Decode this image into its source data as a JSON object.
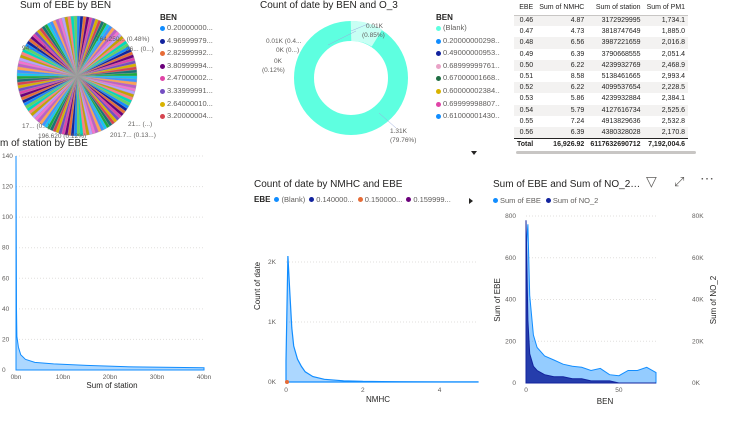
{
  "pie_ebe": {
    "title": "Sum of EBE by BEN",
    "legend_title": "BEN",
    "legend_items": [
      {
        "label": "0.20000000...",
        "color": "#118dff"
      },
      {
        "label": "4.96999979...",
        "color": "#12239e"
      },
      {
        "label": "2.82999992...",
        "color": "#e66c37"
      },
      {
        "label": "3.80999994...",
        "color": "#6b007b"
      },
      {
        "label": "2.47000002...",
        "color": "#e044a7"
      },
      {
        "label": "3.33999991...",
        "color": "#744ec2"
      },
      {
        "label": "2.64000010...",
        "color": "#d9b300"
      },
      {
        "label": "3.20000004...",
        "color": "#d64550"
      }
    ],
    "slice_labels": [
      "764,250... (0.48%)",
      "26... (0...)",
      "94... (...)",
      "17... (0...)",
      "21... (...)",
      "196.620 (0.12%)",
      "201.7... (0.13...)"
    ]
  },
  "donut_date": {
    "title": "Count of date by BEN and O_3",
    "legend_title": "BEN",
    "legend_items": [
      {
        "label": "(Blank)",
        "color": "#5effe0"
      },
      {
        "label": "0.20000000298...",
        "color": "#118dff"
      },
      {
        "label": "0.49000000953...",
        "color": "#12239e"
      },
      {
        "label": "0.68999999761...",
        "color": "#e9a3c7"
      },
      {
        "label": "0.67000001668...",
        "color": "#1f6e43"
      },
      {
        "label": "0.60000002384...",
        "color": "#d9b300"
      },
      {
        "label": "0.69999998807...",
        "color": "#e044a7"
      },
      {
        "label": "0.61000001430...",
        "color": "#118dff"
      }
    ],
    "labels": {
      "top": "0.01K",
      "top_pct": "(0.85%)",
      "a": "0.01K (0.4...",
      "b": "0K (0...)",
      "c": "0K",
      "d": "(0.12%)",
      "main": "1.31K",
      "main_pct": "(79.76%)"
    }
  },
  "matrix": {
    "columns": [
      "EBE",
      "Sum of NMHC",
      "Sum of station",
      "Sum of PM1"
    ],
    "rows": [
      [
        "0.46",
        "4.87",
        "3172929995",
        "1,734.1"
      ],
      [
        "0.47",
        "4.73",
        "3818747649",
        "1,885.0"
      ],
      [
        "0.48",
        "6.56",
        "3987221659",
        "2,016.8"
      ],
      [
        "0.49",
        "6.39",
        "3790668555",
        "2,051.4"
      ],
      [
        "0.50",
        "6.22",
        "4239932769",
        "2,468.9"
      ],
      [
        "0.51",
        "8.58",
        "5138461665",
        "2,993.4"
      ],
      [
        "0.52",
        "6.22",
        "4099537654",
        "2,228.5"
      ],
      [
        "0.53",
        "5.86",
        "4239932884",
        "2,384.1"
      ],
      [
        "0.54",
        "5.79",
        "4127616734",
        "2,525.6"
      ],
      [
        "0.55",
        "7.24",
        "4913829636",
        "2,532.8"
      ],
      [
        "0.56",
        "6.39",
        "4380328028",
        "2,170.8"
      ]
    ],
    "total": [
      "Total",
      "16,926.92",
      "6117632690712",
      "7,192,004.6"
    ]
  },
  "station_chart": {
    "title": "m of station by EBE",
    "xlabel": "Sum of station",
    "y_ticks": [
      "140",
      "120",
      "100",
      "80",
      "60",
      "40",
      "20",
      "0"
    ],
    "x_ticks": [
      "0bn",
      "10bn",
      "20bn",
      "30bn",
      "40bn"
    ]
  },
  "nmhc_chart": {
    "title": "Count of date by NMHC and EBE",
    "legend_title": "EBE",
    "legend_items": [
      {
        "label": "(Blank)",
        "color": "#118dff"
      },
      {
        "label": "0.140000...",
        "color": "#12239e"
      },
      {
        "label": "0.150000...",
        "color": "#e66c37"
      },
      {
        "label": "0.159999...",
        "color": "#6b007b"
      }
    ],
    "xlabel": "NMHC",
    "ylabel": "Count of date",
    "y_ticks": [
      "2K",
      "1K",
      "0K"
    ],
    "x_ticks": [
      "0",
      "2",
      "4"
    ]
  },
  "combo_chart": {
    "title": "Sum of EBE and Sum of NO_2 by BEN",
    "legend_items": [
      {
        "label": "Sum of EBE",
        "color": "#118dff"
      },
      {
        "label": "Sum of NO_2",
        "color": "#12239e"
      }
    ],
    "xlabel": "BEN",
    "ylabel_left": "Sum of EBE",
    "ylabel_right": "Sum of NO_2",
    "y_ticks_left": [
      "800",
      "600",
      "400",
      "200",
      "0"
    ],
    "y_ticks_right": [
      "80K",
      "60K",
      "40K",
      "20K",
      "0K"
    ],
    "x_ticks": [
      "0",
      "50"
    ]
  },
  "chart_data": [
    {
      "type": "pie",
      "title": "Sum of EBE by BEN",
      "legend": [
        "0.20000000...",
        "4.96999979...",
        "2.82999992...",
        "3.80999994...",
        "2.47000002...",
        "3.33999991...",
        "2.64000010...",
        "3.20000004..."
      ],
      "annotations": [
        "764,250... (0.48%)",
        "196.620 (0.12%)",
        "201.7... (0.13...)"
      ]
    },
    {
      "type": "pie",
      "title": "Count of date by BEN and O_3",
      "series": [
        {
          "name": "(Blank)",
          "values": [
            1310
          ]
        }
      ],
      "annotations": [
        "1.31K (79.76%)",
        "0.01K (0.85%)",
        "(0.12%)"
      ]
    },
    {
      "type": "area",
      "title": "Count of date by NMHC and EBE",
      "xlabel": "NMHC",
      "ylabel": "Count of date",
      "ylim": [
        0,
        2400
      ],
      "xlim": [
        0,
        5
      ],
      "x": [
        0.0,
        0.05,
        0.1,
        0.15,
        0.2,
        0.3,
        0.4,
        0.5,
        0.7,
        1.0,
        1.5,
        2.0,
        3.0,
        4.0,
        5.0
      ],
      "series": [
        {
          "name": "(Blank)",
          "values": [
            350,
            2100,
            1500,
            900,
            600,
            380,
            260,
            170,
            90,
            45,
            20,
            10,
            5,
            3,
            1
          ]
        }
      ]
    },
    {
      "type": "area",
      "title": "Sum of EBE and Sum of NO_2 by BEN",
      "xlabel": "BEN",
      "ylim": [
        0,
        800
      ],
      "xlim": [
        0,
        70
      ],
      "x": [
        0,
        1,
        2,
        4,
        6,
        10,
        15,
        20,
        25,
        30,
        35,
        40,
        45,
        50,
        55,
        60,
        65,
        70
      ],
      "series": [
        {
          "name": "Sum of EBE",
          "values": [
            640,
            760,
            420,
            230,
            170,
            130,
            110,
            90,
            80,
            75,
            60,
            70,
            40,
            35,
            60,
            60,
            75,
            50
          ]
        },
        {
          "name": "Sum of NO_2",
          "values": [
            78,
            30,
            14,
            8,
            6,
            4,
            3,
            3,
            2,
            2,
            1,
            1,
            1,
            0,
            0,
            0,
            0,
            0
          ]
        }
      ]
    },
    {
      "type": "area",
      "title": "m of station by EBE",
      "xlabel": "Sum of station",
      "ylim": [
        0,
        140
      ],
      "xlim": [
        0,
        40
      ],
      "x": [
        0,
        0.1,
        0.2,
        0.5,
        1,
        2,
        4,
        8,
        15,
        25,
        40
      ],
      "series": [
        {
          "name": "",
          "values": [
            140,
            40,
            22,
            15,
            10,
            7,
            5,
            4,
            3,
            2,
            1.5
          ]
        }
      ]
    }
  ]
}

=-=-=

● **CHALLENGE**
Transcribe every line in the entries above, taking out only the images.

● **THE RESULT**
Decode this image into its source data as a JSON object.
{
  "pie_ebe": {
    "title": "Sum of EBE by BEN",
    "legend_title": "BEN",
    "legend_items": [
      {
        "label": "0.20000000...",
        "color": "#118dff"
      },
      {
        "label": "4.96999979...",
        "color": "#12239e"
      },
      {
        "label": "2.82999992...",
        "color": "#e66c37"
      },
      {
        "label": "3.80999994...",
        "color": "#6b007b"
      },
      {
        "label": "2.47000002...",
        "color": "#e044a7"
      },
      {
        "label": "3.33999991...",
        "color": "#744ec2"
      },
      {
        "label": "2.64000010...",
        "color": "#d9b300"
      },
      {
        "label": "3.20000004...",
        "color": "#d64550"
      }
    ],
    "slice_labels": [
      "764,250... (0.48%)",
      "26... (0...)",
      "94... (...)",
      "17... (0...)",
      "21... (...)",
      "196.620 (0.12%)",
      "201.7... (0.13...)"
    ]
  },
  "donut_date": {
    "title": "Count of date by BEN and O_3",
    "legend_title": "BEN",
    "legend_items": [
      {
        "label": "(Blank)",
        "color": "#5effe0"
      },
      {
        "label": "0.20000000298...",
        "color": "#118dff"
      },
      {
        "label": "0.49000000953...",
        "color": "#12239e"
      },
      {
        "label": "0.68999999761...",
        "color": "#e9a3c7"
      },
      {
        "label": "0.67000001668...",
        "color": "#1f6e43"
      },
      {
        "label": "0.60000002384...",
        "color": "#d9b300"
      },
      {
        "label": "0.69999998807...",
        "color": "#e044a7"
      },
      {
        "label": "0.61000001430...",
        "color": "#118dff"
      }
    ],
    "labels": {
      "top": "0.01K",
      "top_pct": "(0.85%)",
      "a": "0.01K (0.4...",
      "b": "0K (0...)",
      "c": "0K",
      "d": "(0.12%)",
      "main": "1.31K",
      "main_pct": "(79.76%)"
    }
  },
  "matrix": {
    "columns": [
      "EBE",
      "Sum of NMHC",
      "Sum of station",
      "Sum of PM1"
    ],
    "rows": [
      [
        "0.46",
        "4.87",
        "3172929995",
        "1,734.1"
      ],
      [
        "0.47",
        "4.73",
        "3818747649",
        "1,885.0"
      ],
      [
        "0.48",
        "6.56",
        "3987221659",
        "2,016.8"
      ],
      [
        "0.49",
        "6.39",
        "3790668555",
        "2,051.4"
      ],
      [
        "0.50",
        "6.22",
        "4239932769",
        "2,468.9"
      ],
      [
        "0.51",
        "8.58",
        "5138461665",
        "2,993.4"
      ],
      [
        "0.52",
        "6.22",
        "4099537654",
        "2,228.5"
      ],
      [
        "0.53",
        "5.86",
        "4239932884",
        "2,384.1"
      ],
      [
        "0.54",
        "5.79",
        "4127616734",
        "2,525.6"
      ],
      [
        "0.55",
        "7.24",
        "4913829636",
        "2,532.8"
      ],
      [
        "0.56",
        "6.39",
        "4380328028",
        "2,170.8"
      ]
    ],
    "total": [
      "Total",
      "16,926.92",
      "6117632690712",
      "7,192,004.6"
    ]
  },
  "station_chart": {
    "title": "m of station by EBE",
    "xlabel": "Sum of station",
    "y_ticks": [
      "140",
      "120",
      "100",
      "80",
      "60",
      "40",
      "20",
      "0"
    ],
    "x_ticks": [
      "0bn",
      "10bn",
      "20bn",
      "30bn",
      "40bn"
    ]
  },
  "nmhc_chart": {
    "title": "Count of date by NMHC and EBE",
    "legend_title": "EBE",
    "legend_items": [
      {
        "label": "(Blank)",
        "color": "#118dff"
      },
      {
        "label": "0.140000...",
        "color": "#12239e"
      },
      {
        "label": "0.150000...",
        "color": "#e66c37"
      },
      {
        "label": "0.159999...",
        "color": "#6b007b"
      }
    ],
    "xlabel": "NMHC",
    "ylabel": "Count of date",
    "y_ticks": [
      "2K",
      "1K",
      "0K"
    ],
    "x_ticks": [
      "0",
      "2",
      "4"
    ]
  },
  "combo_chart": {
    "title": "Sum of EBE and Sum of NO_2 by BEN",
    "legend_items": [
      {
        "label": "Sum of EBE",
        "color": "#118dff"
      },
      {
        "label": "Sum of NO_2",
        "color": "#12239e"
      }
    ],
    "xlabel": "BEN",
    "ylabel_left": "Sum of EBE",
    "ylabel_right": "Sum of NO_2",
    "y_ticks_left": [
      "800",
      "600",
      "400",
      "200",
      "0"
    ],
    "y_ticks_right": [
      "80K",
      "60K",
      "40K",
      "20K",
      "0K"
    ],
    "x_ticks": [
      "0",
      "50"
    ]
  },
  "chart_data": [
    {
      "type": "pie",
      "title": "Sum of EBE by BEN",
      "legend": [
        "0.20000000...",
        "4.96999979...",
        "2.82999992...",
        "3.80999994...",
        "2.47000002...",
        "3.33999991...",
        "2.64000010...",
        "3.20000004..."
      ],
      "annotations": [
        "764,250... (0.48%)",
        "196.620 (0.12%)",
        "201.7... (0.13...)"
      ]
    },
    {
      "type": "pie",
      "title": "Count of date by BEN and O_3",
      "series": [
        {
          "name": "(Blank)",
          "values": [
            1310
          ]
        }
      ],
      "annotations": [
        "1.31K (79.76%)",
        "0.01K (0.85%)",
        "(0.12%)"
      ]
    },
    {
      "type": "area",
      "title": "Count of date by NMHC and EBE",
      "xlabel": "NMHC",
      "ylabel": "Count of date",
      "ylim": [
        0,
        2400
      ],
      "xlim": [
        0,
        5
      ],
      "x": [
        0.0,
        0.05,
        0.1,
        0.15,
        0.2,
        0.3,
        0.4,
        0.5,
        0.7,
        1.0,
        1.5,
        2.0,
        3.0,
        4.0,
        5.0
      ],
      "series": [
        {
          "name": "(Blank)",
          "values": [
            350,
            2100,
            1500,
            900,
            600,
            380,
            260,
            170,
            90,
            45,
            20,
            10,
            5,
            3,
            1
          ]
        }
      ]
    },
    {
      "type": "area",
      "title": "Sum of EBE and Sum of NO_2 by BEN",
      "xlabel": "BEN",
      "ylim": [
        0,
        800
      ],
      "xlim": [
        0,
        70
      ],
      "x": [
        0,
        1,
        2,
        4,
        6,
        10,
        15,
        20,
        25,
        30,
        35,
        40,
        45,
        50,
        55,
        60,
        65,
        70
      ],
      "series": [
        {
          "name": "Sum of EBE",
          "values": [
            640,
            760,
            420,
            230,
            170,
            130,
            110,
            90,
            80,
            75,
            60,
            70,
            40,
            35,
            60,
            60,
            75,
            50
          ]
        },
        {
          "name": "Sum of NO_2",
          "values": [
            78,
            30,
            14,
            8,
            6,
            4,
            3,
            3,
            2,
            2,
            1,
            1,
            1,
            0,
            0,
            0,
            0,
            0
          ]
        }
      ]
    },
    {
      "type": "area",
      "title": "m of station by EBE",
      "xlabel": "Sum of station",
      "ylim": [
        0,
        140
      ],
      "xlim": [
        0,
        40
      ],
      "x": [
        0,
        0.1,
        0.2,
        0.5,
        1,
        2,
        4,
        8,
        15,
        25,
        40
      ],
      "series": [
        {
          "name": "",
          "values": [
            140,
            40,
            22,
            15,
            10,
            7,
            5,
            4,
            3,
            2,
            1.5
          ]
        }
      ]
    }
  ]
}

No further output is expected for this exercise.